Brief:
Copy out each line that includes the word "name".

Exercise inputs:
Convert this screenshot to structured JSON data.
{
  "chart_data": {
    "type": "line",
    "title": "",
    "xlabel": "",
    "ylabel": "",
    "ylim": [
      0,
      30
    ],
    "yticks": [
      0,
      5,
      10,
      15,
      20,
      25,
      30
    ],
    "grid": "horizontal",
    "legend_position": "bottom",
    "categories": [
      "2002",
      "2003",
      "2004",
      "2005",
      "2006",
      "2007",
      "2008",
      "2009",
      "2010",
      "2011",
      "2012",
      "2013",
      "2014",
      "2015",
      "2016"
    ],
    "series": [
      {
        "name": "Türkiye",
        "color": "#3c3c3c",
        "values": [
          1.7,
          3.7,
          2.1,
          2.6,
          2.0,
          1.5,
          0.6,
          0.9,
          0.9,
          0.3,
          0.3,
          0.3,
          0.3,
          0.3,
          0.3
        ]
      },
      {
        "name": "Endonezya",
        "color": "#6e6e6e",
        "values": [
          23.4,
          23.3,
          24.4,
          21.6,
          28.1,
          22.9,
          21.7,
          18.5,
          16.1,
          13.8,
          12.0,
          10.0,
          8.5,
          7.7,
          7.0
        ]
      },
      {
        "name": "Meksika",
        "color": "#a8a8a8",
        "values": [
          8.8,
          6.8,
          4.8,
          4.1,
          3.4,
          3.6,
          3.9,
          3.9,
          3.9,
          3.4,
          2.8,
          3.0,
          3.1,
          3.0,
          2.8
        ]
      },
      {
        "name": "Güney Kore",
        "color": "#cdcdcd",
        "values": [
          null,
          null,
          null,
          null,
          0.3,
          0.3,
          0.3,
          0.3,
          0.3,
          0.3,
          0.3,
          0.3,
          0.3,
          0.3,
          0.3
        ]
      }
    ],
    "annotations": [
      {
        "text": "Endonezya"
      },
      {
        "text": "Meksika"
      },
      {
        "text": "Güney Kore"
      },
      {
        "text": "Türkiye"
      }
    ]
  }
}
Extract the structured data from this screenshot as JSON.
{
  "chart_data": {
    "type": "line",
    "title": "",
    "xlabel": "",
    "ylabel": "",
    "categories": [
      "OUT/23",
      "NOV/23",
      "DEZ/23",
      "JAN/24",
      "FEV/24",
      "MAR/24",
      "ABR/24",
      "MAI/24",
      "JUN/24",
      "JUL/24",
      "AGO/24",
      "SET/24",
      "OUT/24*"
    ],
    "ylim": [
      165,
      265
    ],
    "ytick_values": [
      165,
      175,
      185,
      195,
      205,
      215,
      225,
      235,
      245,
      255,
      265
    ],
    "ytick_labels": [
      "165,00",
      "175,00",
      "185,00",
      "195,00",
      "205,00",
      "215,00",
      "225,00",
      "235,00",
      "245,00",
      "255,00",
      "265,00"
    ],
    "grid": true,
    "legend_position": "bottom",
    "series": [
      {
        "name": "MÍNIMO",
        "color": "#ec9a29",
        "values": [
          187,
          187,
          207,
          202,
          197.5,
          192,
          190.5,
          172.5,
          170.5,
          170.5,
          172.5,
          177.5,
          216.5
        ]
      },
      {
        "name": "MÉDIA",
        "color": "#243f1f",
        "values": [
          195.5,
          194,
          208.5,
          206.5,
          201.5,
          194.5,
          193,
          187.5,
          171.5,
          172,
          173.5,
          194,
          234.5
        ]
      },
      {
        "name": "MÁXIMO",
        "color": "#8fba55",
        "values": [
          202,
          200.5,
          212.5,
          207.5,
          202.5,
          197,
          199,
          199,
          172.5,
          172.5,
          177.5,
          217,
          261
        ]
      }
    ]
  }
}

Task response:
        "name": "Türkiye",
        "name": "Endonezya",
        "name": "Meksika",
        "name": "Güney Kore",
        "name": "MÍNIMO",
        "name": "MÉDIA",
        "name": "MÁXIMO",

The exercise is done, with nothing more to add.